- Selection
---+---

Case Study 1: Refactoring a Monolith into Modules
Overview
In this case study, we take a realistic monolithic Pascal program — a student grade management system of approximately 800 lines — and methodically refactor it into a clean multi-unit architecture. The process illustrates how to identify module boundaries, manage dependencies, and verify that the refactored version preserves all original behavior.
This case study mirrors the real-world experience of inheriting a working but poorly organized codebase and improving its structure without breaking it.
The Monolithic Program
Imagine you have inherited GradeTracker.pas, a single-file program that:
- Defines a
TStudentrecord with name, ID, and an array of grades - Stores students in a global array
- Provides procedures for adding students, entering grades, and calculating averages
- Saves and loads data from a binary file
- Generates reports (individual transcripts, class summaries, honor roll lists)
- Has a text-based menu UI
The program works correctly but has grown organically. There are 47 procedures and functions, 12 global variables, and no clear separation between domain logic, storage, reporting, and user interface. Several functions are duplicated with slight variations (two different average calculators, three different formatting functions).

---+---

- Record extracts

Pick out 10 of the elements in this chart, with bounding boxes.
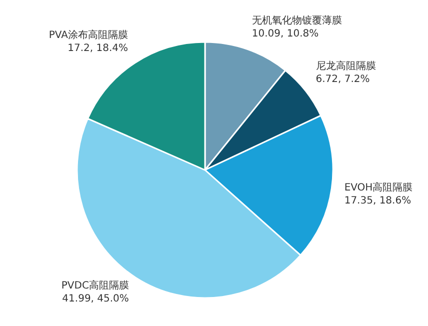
- data-label: 10.09, 10.8%: [252, 28, 319, 40]
- slice-label: 无机氧化物镀覆薄膜: [252, 14, 342, 26]
- data-label: 17.35, 18.6%: [344, 195, 412, 206]
- slice-label: PVDC高阻隔膜: [61, 279, 129, 292]
- slice-label: EVOH高阻隔膜: [344, 181, 413, 194]
- slice-label: 尼龙高阻隔膜: [316, 60, 376, 72]
- data-label: 6.72, 7.2%: [316, 74, 370, 86]
- data-label: 17.2, 18.4%: [68, 43, 128, 54]
- slice-label: PVA涂布高阻隔膜: [48, 29, 128, 42]
- data-label: 41.99, 45.0%: [62, 293, 129, 304]
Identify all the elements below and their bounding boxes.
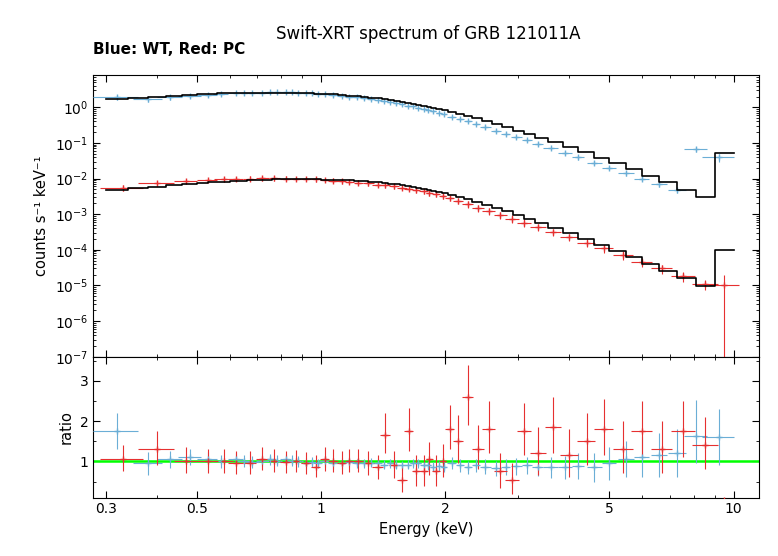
X-axis label: Energy (keV): Energy (keV) <box>379 522 473 537</box>
Text: Swift-XRT spectrum of GRB 121011A: Swift-XRT spectrum of GRB 121011A <box>275 25 580 43</box>
Y-axis label: counts s⁻¹ keV⁻¹: counts s⁻¹ keV⁻¹ <box>34 156 50 276</box>
Y-axis label: ratio: ratio <box>59 410 74 444</box>
Text: Blue: WT, Red: PC: Blue: WT, Red: PC <box>93 42 246 57</box>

---+---

- Objective 1
In the case study, substitute "grown haphazardly" for "grown organically" and give the passage starting with "- Has a text-based" and going on through "different formatting functions).".
- Objective 2
Repeat the records word for word, starting with the line with "- data-label: 10.09, 10.8%: [252, 28, 319, 40]" and going on through the end of the records. Leave the pictures out of your answer.

- Exercise answer 1
- Has a text-based menu UI
The program works correctly but has grown haphazardly. There are 47 procedures and functions, 12 global variables, and no clear separation between domain logic, storage, reporting, and user interface. Several functions are duplicated with slight variations (two different average calculators, three different formatting functions).

- Exercise answer 2
- data-label: 10.09, 10.8%: [252, 28, 319, 40]
- slice-label: 无机氧化物镀覆薄膜: [252, 14, 342, 26]
- data-label: 17.35, 18.6%: [344, 195, 412, 206]
- slice-label: PVDC高阻隔膜: [61, 279, 129, 292]
- slice-label: EVOH高阻隔膜: [344, 181, 413, 194]
- slice-label: 尼龙高阻隔膜: [316, 60, 376, 72]
- data-label: 6.72, 7.2%: [316, 74, 370, 86]
- data-label: 17.2, 18.4%: [68, 43, 128, 54]
- slice-label: PVA涂布高阻隔膜: [48, 29, 128, 42]
- data-label: 41.99, 45.0%: [62, 293, 129, 304]
Identify all the elements below and their bounding boxes.
X-axis label: Energy (keV): Energy (keV) <box>379 522 473 537</box>
Text: Swift-XRT spectrum of GRB 121011A: Swift-XRT spectrum of GRB 121011A <box>275 25 580 43</box>
Y-axis label: counts s⁻¹ keV⁻¹: counts s⁻¹ keV⁻¹ <box>34 156 50 276</box>
Y-axis label: ratio: ratio <box>59 410 74 444</box>
Text: Blue: WT, Red: PC: Blue: WT, Red: PC <box>93 42 246 57</box>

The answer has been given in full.